→ AIM
Give back the whole listing exactly as shown.

Stored data:
┏━━
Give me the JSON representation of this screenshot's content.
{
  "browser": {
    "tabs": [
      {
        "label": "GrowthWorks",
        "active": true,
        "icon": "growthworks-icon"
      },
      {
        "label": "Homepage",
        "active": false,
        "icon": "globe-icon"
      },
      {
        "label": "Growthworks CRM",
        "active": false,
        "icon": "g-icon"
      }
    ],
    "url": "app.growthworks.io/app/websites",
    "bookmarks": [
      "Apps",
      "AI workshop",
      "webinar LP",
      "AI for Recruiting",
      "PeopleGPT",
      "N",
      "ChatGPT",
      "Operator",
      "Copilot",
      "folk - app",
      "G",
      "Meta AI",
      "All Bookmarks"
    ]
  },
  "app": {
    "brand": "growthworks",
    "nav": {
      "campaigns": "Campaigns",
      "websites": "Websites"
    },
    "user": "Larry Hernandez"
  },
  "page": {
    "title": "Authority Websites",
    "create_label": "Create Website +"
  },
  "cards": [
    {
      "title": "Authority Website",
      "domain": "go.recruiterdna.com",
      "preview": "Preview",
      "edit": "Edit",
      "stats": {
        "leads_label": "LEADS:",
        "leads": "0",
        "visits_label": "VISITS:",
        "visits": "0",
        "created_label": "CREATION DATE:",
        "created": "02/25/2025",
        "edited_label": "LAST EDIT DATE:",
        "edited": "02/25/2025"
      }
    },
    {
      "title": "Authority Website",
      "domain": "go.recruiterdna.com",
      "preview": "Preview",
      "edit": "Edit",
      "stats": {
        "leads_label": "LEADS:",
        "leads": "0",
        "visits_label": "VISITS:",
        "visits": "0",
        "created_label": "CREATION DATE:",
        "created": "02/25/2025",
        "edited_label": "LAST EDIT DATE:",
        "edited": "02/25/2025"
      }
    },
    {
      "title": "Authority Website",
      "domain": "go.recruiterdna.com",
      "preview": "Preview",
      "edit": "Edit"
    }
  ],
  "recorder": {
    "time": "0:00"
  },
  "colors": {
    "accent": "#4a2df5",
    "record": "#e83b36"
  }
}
┗━━
→ RESPONSE
Give me the JSON representation of this screenshot's content.
{
  "browser": {
    "tabs": [
      {
        "label": "GrowthWorks",
        "active": true,
        "icon": "growthworks-icon"
      },
      {
        "label": "Homepage",
        "active": false,
        "icon": "globe-icon"
      },
      {
        "label": "Growthworks CRM",
        "active": false,
        "icon": "g-icon"
      }
    ],
    "url": "app.growthworks.io/app/websites",
    "bookmarks": [
      "Apps",
      "AI workshop",
      "webinar LP",
      "AI for Recruiting",
      "PeopleGPT",
      "N",
      "ChatGPT",
      "Operator",
      "Copilot",
      "folk - app",
      "G",
      "Meta AI",
      "All Bookmarks"
    ]
  },
  "app": {
    "brand": "growthworks",
    "nav": {
      "campaigns": "Campaigns",
      "websites": "Websites"
    },
    "user": "Larry Hernandez"
  },
  "page": {
    "title": "Authority Websites",
    "create_label": "Create Website +"
  },
  "cards": [
    {
      "title": "Authority Website",
      "domain": "go.recruiterdna.com",
      "preview": "Preview",
      "edit": "Edit",
      "stats": {
        "leads_label": "LEADS:",
        "leads": "0",
        "visits_label": "VISITS:",
        "visits": "0",
        "created_label": "CREATION DATE:",
        "created": "02/25/2025",
        "edited_label": "LAST EDIT DATE:",
        "edited": "02/25/2025"
      }
    },
    {
      "title": "Authority Website",
      "domain": "go.recruiterdna.com",
      "preview": "Preview",
      "edit": "Edit",
      "stats": {
        "leads_label": "LEADS:",
        "leads": "0",
        "visits_label": "VISITS:",
        "visits": "0",
        "created_label": "CREATION DATE:",
        "created": "02/25/2025",
        "edited_label": "LAST EDIT DATE:",
        "edited": "02/25/2025"
      }
    },
    {
      "title": "Authority Website",
      "domain": "go.recruiterdna.com",
      "preview": "Preview",
      "edit": "Edit"
    }
  ],
  "recorder": {
    "time": "0:00"
  },
  "colors": {
    "accent": "#4a2df5",
    "record": "#e83b36"
  }
}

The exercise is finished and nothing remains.